- _Work instructions_
In the entries below, count each line holding the word "художественно". Answer with the total alone.

- _Records provided_

_ _ _ _ _

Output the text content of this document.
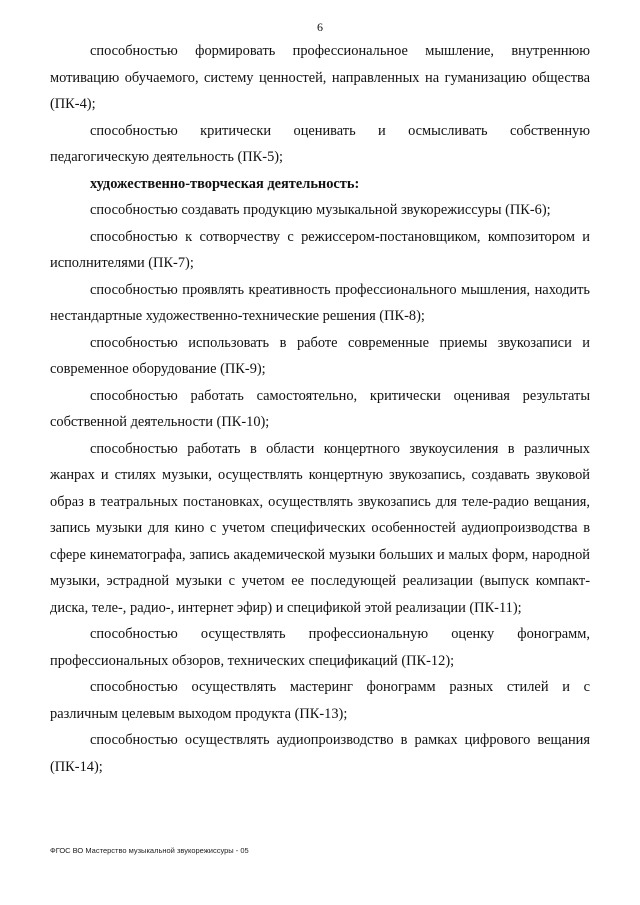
6

способностью формировать профессиональное мышление, внутреннюю мотивацию обучаемого, систему ценностей, направленных на гуманизацию общества (ПК-4);

способностью критически оценивать и осмысливать собственную педагогическую деятельность (ПК-5);

художественно-творческая деятельность:

способностью создавать продукцию музыкальной звукорежиссуры (ПК-6);

способностью к сотворчеству с режиссером-постановщиком, композитором и исполнителями (ПК-7);

способностью проявлять креативность профессионального мышления, находить нестандартные художественно-технические решения (ПК-8);

способностью использовать в работе современные приемы звукозаписи и современное оборудование (ПК-9);

способностью работать самостоятельно, критически оценивая результаты собственной деятельности (ПК-10);

способностью работать в области концертного звукоусиления в различных жанрах и стилях музыки, осуществлять концертную звукозапись, создавать звуковой образ в театральных постановках, осуществлять звукозапись для теле-радио вещания, запись музыки для кино с учетом специфических особенностей аудиопроизводства в сфере кинематографа, запись академической музыки больших и малых форм, народной музыки, эстрадной музыки с учетом ее последующей реализации (выпуск компакт-диска, теле-, радио-, интернет эфир) и спецификой этой реализации (ПК-11);

способностью осуществлять профессиональную оценку фонограмм, профессиональных обзоров, технических спецификаций (ПК-12);

способностью осуществлять мастеринг фонограмм разных стилей и с различным целевым выходом продукта (ПК-13);

способностью осуществлять аудиопроизводство в рамках цифрового вещания (ПК-14);

ФГОС ВО Мастерство музыкальной звукорежиссуры - 05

_ _ _ _ _

- _Answer to this problem_
2